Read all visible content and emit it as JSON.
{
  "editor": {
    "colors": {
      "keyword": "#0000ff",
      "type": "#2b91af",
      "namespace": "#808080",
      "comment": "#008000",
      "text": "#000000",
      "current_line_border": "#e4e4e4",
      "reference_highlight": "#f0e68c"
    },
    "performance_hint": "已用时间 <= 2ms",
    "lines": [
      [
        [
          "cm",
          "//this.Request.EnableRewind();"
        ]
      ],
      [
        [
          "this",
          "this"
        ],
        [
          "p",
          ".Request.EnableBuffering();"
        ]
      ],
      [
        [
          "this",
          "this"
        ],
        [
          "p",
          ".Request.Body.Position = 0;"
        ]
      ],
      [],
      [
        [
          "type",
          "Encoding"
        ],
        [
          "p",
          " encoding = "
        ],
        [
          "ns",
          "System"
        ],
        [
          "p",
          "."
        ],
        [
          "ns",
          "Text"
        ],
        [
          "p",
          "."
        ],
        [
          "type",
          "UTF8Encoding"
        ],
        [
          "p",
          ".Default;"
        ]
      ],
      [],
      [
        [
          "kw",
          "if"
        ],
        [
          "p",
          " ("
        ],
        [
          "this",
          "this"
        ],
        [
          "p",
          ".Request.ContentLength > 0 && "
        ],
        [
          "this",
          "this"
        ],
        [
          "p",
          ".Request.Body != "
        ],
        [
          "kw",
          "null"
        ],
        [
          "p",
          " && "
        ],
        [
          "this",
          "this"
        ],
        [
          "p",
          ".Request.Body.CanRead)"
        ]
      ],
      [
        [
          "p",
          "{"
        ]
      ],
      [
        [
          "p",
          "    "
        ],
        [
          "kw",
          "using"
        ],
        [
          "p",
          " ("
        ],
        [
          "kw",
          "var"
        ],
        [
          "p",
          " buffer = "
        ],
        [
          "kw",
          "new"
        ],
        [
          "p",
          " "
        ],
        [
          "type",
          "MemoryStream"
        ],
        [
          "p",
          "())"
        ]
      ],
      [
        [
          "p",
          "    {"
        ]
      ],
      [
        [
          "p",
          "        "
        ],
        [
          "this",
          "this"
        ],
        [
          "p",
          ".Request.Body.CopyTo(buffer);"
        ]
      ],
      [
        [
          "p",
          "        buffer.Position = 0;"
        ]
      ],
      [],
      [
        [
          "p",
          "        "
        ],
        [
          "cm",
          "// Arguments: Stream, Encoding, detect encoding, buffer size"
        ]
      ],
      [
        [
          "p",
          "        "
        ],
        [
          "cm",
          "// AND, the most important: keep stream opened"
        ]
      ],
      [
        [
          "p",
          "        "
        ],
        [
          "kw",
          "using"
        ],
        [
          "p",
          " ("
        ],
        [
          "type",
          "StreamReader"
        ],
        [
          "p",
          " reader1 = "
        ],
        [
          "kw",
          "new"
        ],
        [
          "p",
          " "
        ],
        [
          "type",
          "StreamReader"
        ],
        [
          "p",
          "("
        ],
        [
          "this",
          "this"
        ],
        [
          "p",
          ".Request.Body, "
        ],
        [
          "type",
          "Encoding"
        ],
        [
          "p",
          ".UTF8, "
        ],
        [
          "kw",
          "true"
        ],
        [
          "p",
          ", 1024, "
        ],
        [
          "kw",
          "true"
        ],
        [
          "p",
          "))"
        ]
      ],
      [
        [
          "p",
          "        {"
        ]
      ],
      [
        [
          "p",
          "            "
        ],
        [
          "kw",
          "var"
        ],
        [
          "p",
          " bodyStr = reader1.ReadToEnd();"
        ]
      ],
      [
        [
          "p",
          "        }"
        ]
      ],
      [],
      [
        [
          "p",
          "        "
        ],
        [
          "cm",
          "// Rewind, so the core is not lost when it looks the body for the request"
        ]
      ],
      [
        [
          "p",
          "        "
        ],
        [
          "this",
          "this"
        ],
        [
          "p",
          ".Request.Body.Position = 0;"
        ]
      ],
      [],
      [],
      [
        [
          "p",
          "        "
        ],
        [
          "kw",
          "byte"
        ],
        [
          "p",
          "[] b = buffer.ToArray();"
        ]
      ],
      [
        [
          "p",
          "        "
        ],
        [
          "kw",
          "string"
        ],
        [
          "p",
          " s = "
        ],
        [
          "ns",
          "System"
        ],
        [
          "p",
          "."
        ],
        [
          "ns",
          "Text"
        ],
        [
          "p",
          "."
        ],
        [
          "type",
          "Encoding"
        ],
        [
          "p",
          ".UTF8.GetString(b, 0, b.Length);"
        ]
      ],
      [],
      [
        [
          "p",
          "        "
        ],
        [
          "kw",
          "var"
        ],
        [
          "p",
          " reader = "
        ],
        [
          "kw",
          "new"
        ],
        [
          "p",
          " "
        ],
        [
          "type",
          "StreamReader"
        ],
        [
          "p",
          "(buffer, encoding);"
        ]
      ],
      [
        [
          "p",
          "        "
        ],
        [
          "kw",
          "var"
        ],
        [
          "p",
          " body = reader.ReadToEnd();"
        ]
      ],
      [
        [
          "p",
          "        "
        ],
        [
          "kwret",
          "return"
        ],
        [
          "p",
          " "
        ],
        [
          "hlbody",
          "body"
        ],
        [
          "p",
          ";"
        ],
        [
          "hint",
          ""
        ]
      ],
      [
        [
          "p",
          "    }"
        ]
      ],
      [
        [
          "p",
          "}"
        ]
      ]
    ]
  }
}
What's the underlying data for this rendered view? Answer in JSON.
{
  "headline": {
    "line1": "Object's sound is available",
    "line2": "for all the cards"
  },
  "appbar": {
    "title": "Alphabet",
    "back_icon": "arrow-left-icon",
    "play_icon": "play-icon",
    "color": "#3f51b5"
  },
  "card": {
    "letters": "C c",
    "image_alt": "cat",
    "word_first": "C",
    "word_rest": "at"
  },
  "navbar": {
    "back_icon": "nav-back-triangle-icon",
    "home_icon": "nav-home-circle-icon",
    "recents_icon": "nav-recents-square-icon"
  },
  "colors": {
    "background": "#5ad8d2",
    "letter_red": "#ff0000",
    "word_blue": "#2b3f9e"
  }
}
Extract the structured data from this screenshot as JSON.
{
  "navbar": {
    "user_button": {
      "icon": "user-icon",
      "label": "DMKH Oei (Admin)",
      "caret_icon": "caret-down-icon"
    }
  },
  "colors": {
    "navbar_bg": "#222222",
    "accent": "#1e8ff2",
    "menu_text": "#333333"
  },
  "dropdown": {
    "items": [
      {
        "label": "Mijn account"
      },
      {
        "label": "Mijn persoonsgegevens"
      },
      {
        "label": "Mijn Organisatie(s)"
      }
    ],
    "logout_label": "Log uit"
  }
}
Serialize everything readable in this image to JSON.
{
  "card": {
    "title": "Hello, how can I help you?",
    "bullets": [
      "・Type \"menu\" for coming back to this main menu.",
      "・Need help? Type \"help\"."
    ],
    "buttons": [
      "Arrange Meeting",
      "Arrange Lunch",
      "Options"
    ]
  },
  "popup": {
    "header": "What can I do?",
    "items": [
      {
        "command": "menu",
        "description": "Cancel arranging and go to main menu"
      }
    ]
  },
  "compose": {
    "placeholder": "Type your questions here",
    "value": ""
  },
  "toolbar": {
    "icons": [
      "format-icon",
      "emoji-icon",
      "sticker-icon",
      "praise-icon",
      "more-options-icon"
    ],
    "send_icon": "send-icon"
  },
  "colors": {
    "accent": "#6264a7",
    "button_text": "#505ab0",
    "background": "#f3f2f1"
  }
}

----

*WHAT YOU SHOULD DO*. Extract every record and return it verbatim.

*CORRECT RESPONSE*.
Read all visible content and emit it as JSON.
{
  "editor": {
    "colors": {
      "keyword": "#0000ff",
      "type": "#2b91af",
      "namespace": "#808080",
      "comment": "#008000",
      "text": "#000000",
      "current_line_border": "#e4e4e4",
      "reference_highlight": "#f0e68c"
    },
    "performance_hint": "已用时间 <= 2ms",
    "lines": [
      [
        [
          "cm",
          "//this.Request.EnableRewind();"
        ]
      ],
      [
        [
          "this",
          "this"
        ],
        [
          "p",
          ".Request.EnableBuffering();"
        ]
      ],
      [
        [
          "this",
          "this"
        ],
        [
          "p",
          ".Request.Body.Position = 0;"
        ]
      ],
      [],
      [
        [
          "type",
          "Encoding"
        ],
        [
          "p",
          " encoding = "
        ],
        [
          "ns",
          "System"
        ],
        [
          "p",
          "."
        ],
        [
          "ns",
          "Text"
        ],
        [
          "p",
          "."
        ],
        [
          "type",
          "UTF8Encoding"
        ],
        [
          "p",
          ".Default;"
        ]
      ],
      [],
      [
        [
          "kw",
          "if"
        ],
        [
          "p",
          " ("
        ],
        [
          "this",
          "this"
        ],
        [
          "p",
          ".Request.ContentLength > 0 && "
        ],
        [
          "this",
          "this"
        ],
        [
          "p",
          ".Request.Body != "
        ],
        [
          "kw",
          "null"
        ],
        [
          "p",
          " && "
        ],
        [
          "this",
          "this"
        ],
        [
          "p",
          ".Request.Body.CanRead)"
        ]
      ],
      [
        [
          "p",
          "{"
        ]
      ],
      [
        [
          "p",
          "    "
        ],
        [
          "kw",
          "using"
        ],
        [
          "p",
          " ("
        ],
        [
          "kw",
          "var"
        ],
        [
          "p",
          " buffer = "
        ],
        [
          "kw",
          "new"
        ],
        [
          "p",
          " "
        ],
        [
          "type",
          "MemoryStream"
        ],
        [
          "p",
          "())"
        ]
      ],
      [
        [
          "p",
          "    {"
        ]
      ],
      [
        [
          "p",
          "        "
        ],
        [
          "this",
          "this"
        ],
        [
          "p",
          ".Request.Body.CopyTo(buffer);"
        ]
      ],
      [
        [
          "p",
          "        buffer.Position = 0;"
        ]
      ],
      [],
      [
        [
          "p",
          "        "
        ],
        [
          "cm",
          "// Arguments: Stream, Encoding, detect encoding, buffer size"
        ]
      ],
      [
        [
          "p",
          "        "
        ],
        [
          "cm",
          "// AND, the most important: keep stream opened"
        ]
      ],
      [
        [
          "p",
          "        "
        ],
        [
          "kw",
          "using"
        ],
        [
          "p",
          " ("
        ],
        [
          "type",
          "StreamReader"
        ],
        [
          "p",
          " reader1 = "
        ],
        [
          "kw",
          "new"
        ],
        [
          "p",
          " "
        ],
        [
          "type",
          "StreamReader"
        ],
        [
          "p",
          "("
        ],
        [
          "this",
          "this"
        ],
        [
          "p",
          ".Request.Body, "
        ],
        [
          "type",
          "Encoding"
        ],
        [
          "p",
          ".UTF8, "
        ],
        [
          "kw",
          "true"
        ],
        [
          "p",
          ", 1024, "
        ],
        [
          "kw",
          "true"
        ],
        [
          "p",
          "))"
        ]
      ],
      [
        [
          "p",
          "        {"
        ]
      ],
      [
        [
          "p",
          "            "
        ],
        [
          "kw",
          "var"
        ],
        [
          "p",
          " bodyStr = reader1.ReadToEnd();"
        ]
      ],
      [
        [
          "p",
          "        }"
        ]
      ],
      [],
      [
        [
          "p",
          "        "
        ],
        [
          "cm",
          "// Rewind, so the core is not lost when it looks the body for the request"
        ]
      ],
      [
        [
          "p",
          "        "
        ],
        [
          "this",
          "this"
        ],
        [
          "p",
          ".Request.Body.Position = 0;"
        ]
      ],
      [],
      [],
      [
        [
          "p",
          "        "
        ],
        [
          "kw",
          "byte"
        ],
        [
          "p",
          "[] b = buffer.ToArray();"
        ]
      ],
      [
        [
          "p",
          "        "
        ],
        [
          "kw",
          "string"
        ],
        [
          "p",
          " s = "
        ],
        [
          "ns",
          "System"
        ],
        [
          "p",
          "."
        ],
        [
          "ns",
          "Text"
        ],
        [
          "p",
          "."
        ],
        [
          "type",
          "Encoding"
        ],
        [
          "p",
          ".UTF8.GetString(b, 0, b.Length);"
        ]
      ],
      [],
      [
        [
          "p",
          "        "
        ],
        [
          "kw",
          "var"
        ],
        [
          "p",
          " reader = "
        ],
        [
          "kw",
          "new"
        ],
        [
          "p",
          " "
        ],
        [
          "type",
          "StreamReader"
        ],
        [
          "p",
          "(buffer, encoding);"
        ]
      ],
      [
        [
          "p",
          "        "
        ],
        [
          "kw",
          "var"
        ],
        [
          "p",
          " body = reader.ReadToEnd();"
        ]
      ],
      [
        [
          "p",
          "        "
        ],
        [
          "kwret",
          "return"
        ],
        [
          "p",
          " "
        ],
        [
          "hlbody",
          "body"
        ],
        [
          "p",
          ";"
        ],
        [
          "hint",
          ""
        ]
      ],
      [
        [
          "p",
          "    }"
        ]
      ],
      [
        [
          "p",
          "}"
        ]
      ]
    ]
  }
}
What's the underlying data for this rendered view? Answer in JSON.
{
  "headline": {
    "line1": "Object's sound is available",
    "line2": "for all the cards"
  },
  "appbar": {
    "title": "Alphabet",
    "back_icon": "arrow-left-icon",
    "play_icon": "play-icon",
    "color": "#3f51b5"
  },
  "card": {
    "letters": "C c",
    "image_alt": "cat",
    "word_first": "C",
    "word_rest": "at"
  },
  "navbar": {
    "back_icon": "nav-back-triangle-icon",
    "home_icon": "nav-home-circle-icon",
    "recents_icon": "nav-recents-square-icon"
  },
  "colors": {
    "background": "#5ad8d2",
    "letter_red": "#ff0000",
    "word_blue": "#2b3f9e"
  }
}
Extract the structured data from this screenshot as JSON.
{
  "navbar": {
    "user_button": {
      "icon": "user-icon",
      "label": "DMKH Oei (Admin)",
      "caret_icon": "caret-down-icon"
    }
  },
  "colors": {
    "navbar_bg": "#222222",
    "accent": "#1e8ff2",
    "menu_text": "#333333"
  },
  "dropdown": {
    "items": [
      {
        "label": "Mijn account"
      },
      {
        "label": "Mijn persoonsgegevens"
      },
      {
        "label": "Mijn Organisatie(s)"
      }
    ],
    "logout_label": "Log uit"
  }
}
Serialize everything readable in this image to JSON.
{
  "card": {
    "title": "Hello, how can I help you?",
    "bullets": [
      "・Type \"menu\" for coming back to this main menu.",
      "・Need help? Type \"help\"."
    ],
    "buttons": [
      "Arrange Meeting",
      "Arrange Lunch",
      "Options"
    ]
  },
  "popup": {
    "header": "What can I do?",
    "items": [
      {
        "command": "menu",
        "description": "Cancel arranging and go to main menu"
      }
    ]
  },
  "compose": {
    "placeholder": "Type your questions here",
    "value": ""
  },
  "toolbar": {
    "icons": [
      "format-icon",
      "emoji-icon",
      "sticker-icon",
      "praise-icon",
      "more-options-icon"
    ],
    "send_icon": "send-icon"
  },
  "colors": {
    "accent": "#6264a7",
    "button_text": "#505ab0",
    "background": "#f3f2f1"
  }
}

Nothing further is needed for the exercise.